▶ EXERCISE DETAILS: Scan the material that follows. Copy every line containing the word "октября".

(Items listed in a dataset)
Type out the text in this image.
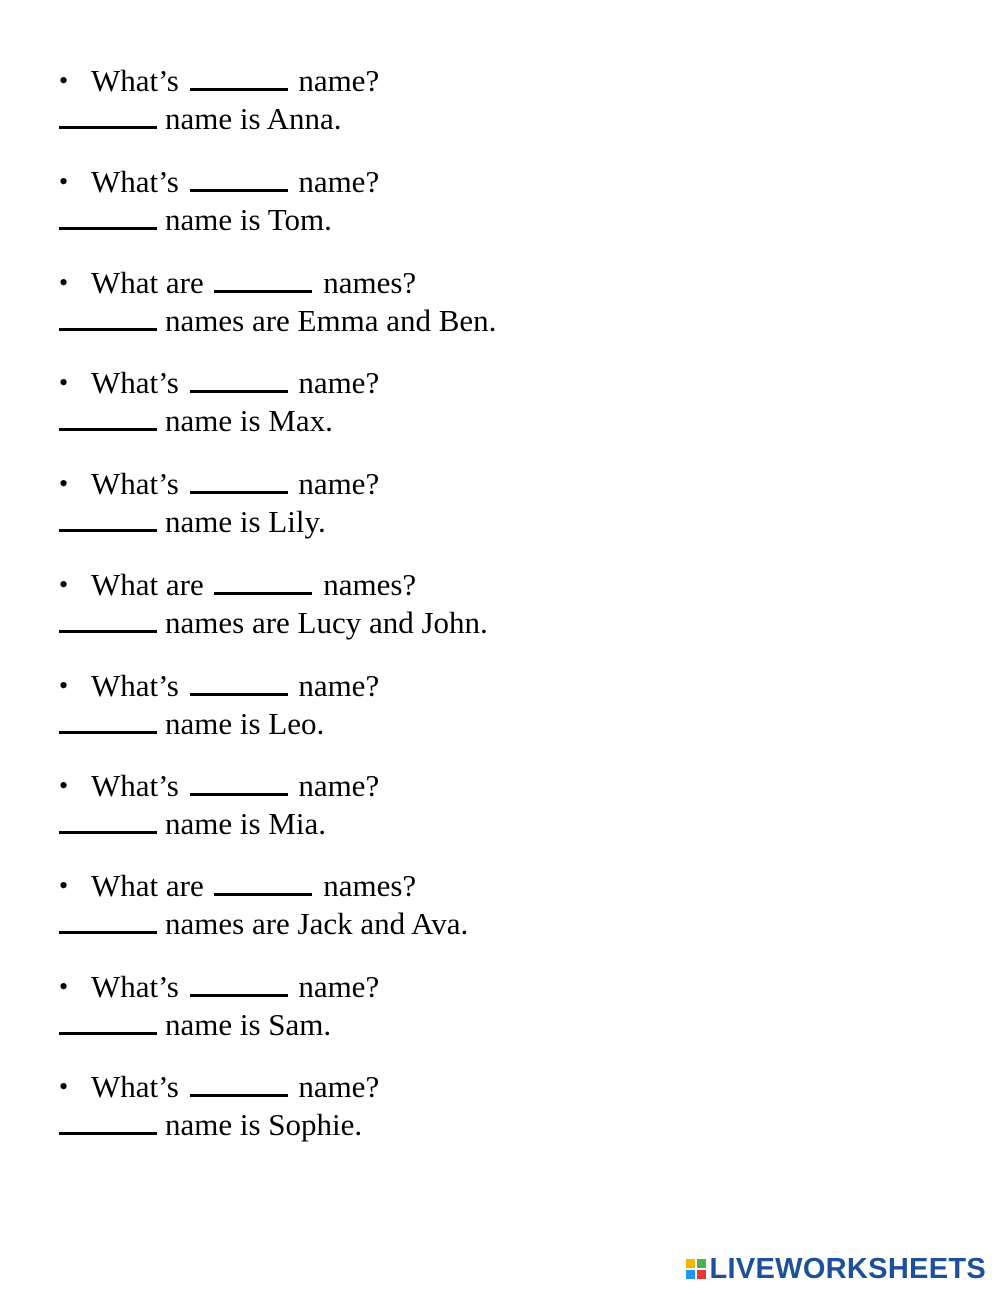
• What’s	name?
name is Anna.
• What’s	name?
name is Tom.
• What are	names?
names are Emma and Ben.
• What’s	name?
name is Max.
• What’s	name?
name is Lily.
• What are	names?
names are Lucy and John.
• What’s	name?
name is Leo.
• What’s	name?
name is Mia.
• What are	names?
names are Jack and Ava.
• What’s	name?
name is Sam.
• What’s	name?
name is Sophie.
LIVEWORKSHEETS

...

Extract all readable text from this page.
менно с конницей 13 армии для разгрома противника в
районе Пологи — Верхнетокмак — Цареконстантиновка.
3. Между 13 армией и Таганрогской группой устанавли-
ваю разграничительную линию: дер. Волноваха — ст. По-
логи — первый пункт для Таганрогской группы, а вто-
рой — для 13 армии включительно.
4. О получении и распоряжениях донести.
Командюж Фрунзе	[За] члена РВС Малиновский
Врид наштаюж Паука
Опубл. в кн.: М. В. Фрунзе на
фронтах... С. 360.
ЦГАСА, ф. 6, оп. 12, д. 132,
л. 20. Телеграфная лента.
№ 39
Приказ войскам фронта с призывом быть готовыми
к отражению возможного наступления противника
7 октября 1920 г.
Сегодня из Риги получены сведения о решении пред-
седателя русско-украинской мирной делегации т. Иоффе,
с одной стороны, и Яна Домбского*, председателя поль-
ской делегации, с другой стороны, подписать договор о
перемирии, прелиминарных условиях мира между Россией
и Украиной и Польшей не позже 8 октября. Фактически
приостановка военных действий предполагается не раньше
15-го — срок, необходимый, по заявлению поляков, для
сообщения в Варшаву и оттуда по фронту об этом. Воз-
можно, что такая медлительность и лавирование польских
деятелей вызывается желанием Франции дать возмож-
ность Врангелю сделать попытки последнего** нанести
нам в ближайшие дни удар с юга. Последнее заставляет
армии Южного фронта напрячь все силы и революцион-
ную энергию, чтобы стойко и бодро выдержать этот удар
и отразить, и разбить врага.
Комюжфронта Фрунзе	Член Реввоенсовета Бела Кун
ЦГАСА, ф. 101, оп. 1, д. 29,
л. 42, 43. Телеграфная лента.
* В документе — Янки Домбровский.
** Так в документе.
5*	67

▶ FINISHED TASK:
7 октября 1920 г.
и Украиной и Польшей не позже 8 октября. Фактически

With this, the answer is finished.